══ SUPPLIED MATERIAL

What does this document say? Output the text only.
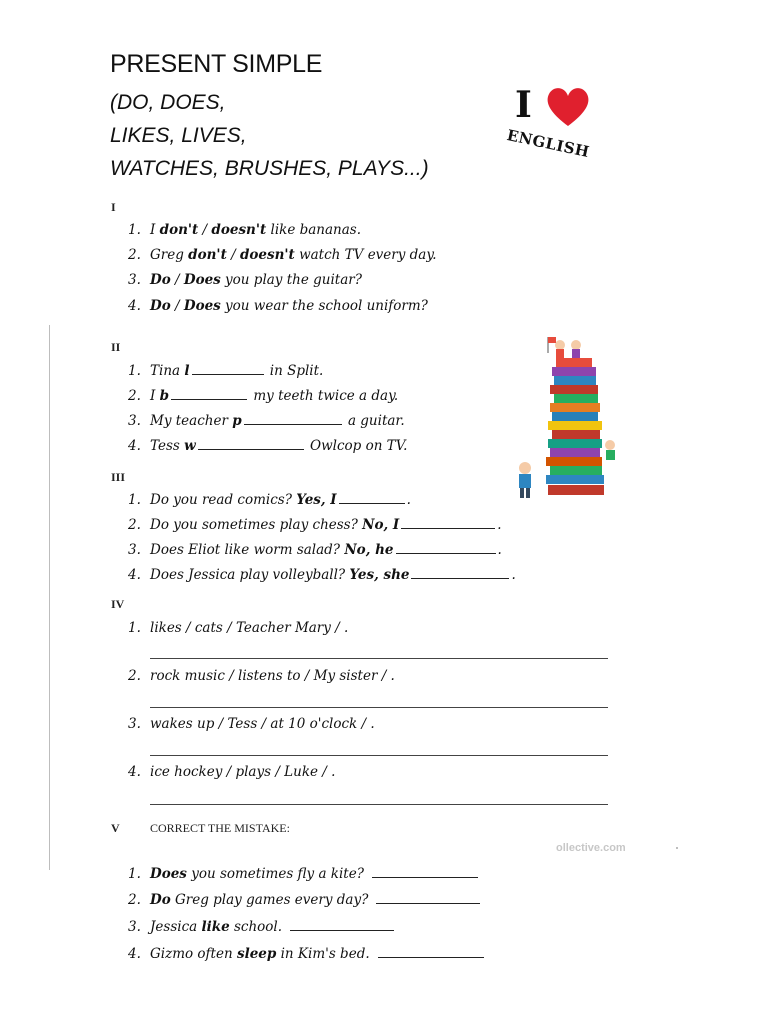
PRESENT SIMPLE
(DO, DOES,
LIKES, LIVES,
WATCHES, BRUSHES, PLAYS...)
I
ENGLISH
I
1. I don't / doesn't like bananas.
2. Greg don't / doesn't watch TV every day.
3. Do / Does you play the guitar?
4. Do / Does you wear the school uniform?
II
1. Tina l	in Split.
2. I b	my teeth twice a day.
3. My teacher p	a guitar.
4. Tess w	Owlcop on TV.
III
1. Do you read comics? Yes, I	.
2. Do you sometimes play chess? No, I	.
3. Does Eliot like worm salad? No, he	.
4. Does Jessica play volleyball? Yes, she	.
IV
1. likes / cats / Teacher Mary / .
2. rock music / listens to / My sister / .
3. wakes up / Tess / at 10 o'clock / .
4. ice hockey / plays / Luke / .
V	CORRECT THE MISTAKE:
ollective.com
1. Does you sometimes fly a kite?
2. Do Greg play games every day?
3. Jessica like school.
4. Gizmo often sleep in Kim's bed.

════

(TASK DETAILS) Give all the entries again exactly, dropping each picture.

(SOLUTION TO THE EXERCISE)
What does this document say? Output the text only.
PRESENT SIMPLE
(DO, DOES,
LIKES, LIVES,
WATCHES, BRUSHES, PLAYS...)
I
ENGLISH
I
1. I don't / doesn't like bananas.
2. Greg don't / doesn't watch TV every day.
3. Do / Does you play the guitar?
4. Do / Does you wear the school uniform?
II
1. Tina l	in Split.
2. I b	my teeth twice a day.
3. My teacher p	a guitar.
4. Tess w	Owlcop on TV.
III
1. Do you read comics? Yes, I	.
2. Do you sometimes play chess? No, I	.
3. Does Eliot like worm salad? No, he	.
4. Does Jessica play volleyball? Yes, she	.
IV
1. likes / cats / Teacher Mary / .
2. rock music / listens to / My sister / .
3. wakes up / Tess / at 10 o'clock / .
4. ice hockey / plays / Luke / .
V	CORRECT THE MISTAKE:
ollective.com
1. Does you sometimes fly a kite?
2. Do Greg play games every day?
3. Jessica like school.
4. Gizmo often sleep in Kim's bed.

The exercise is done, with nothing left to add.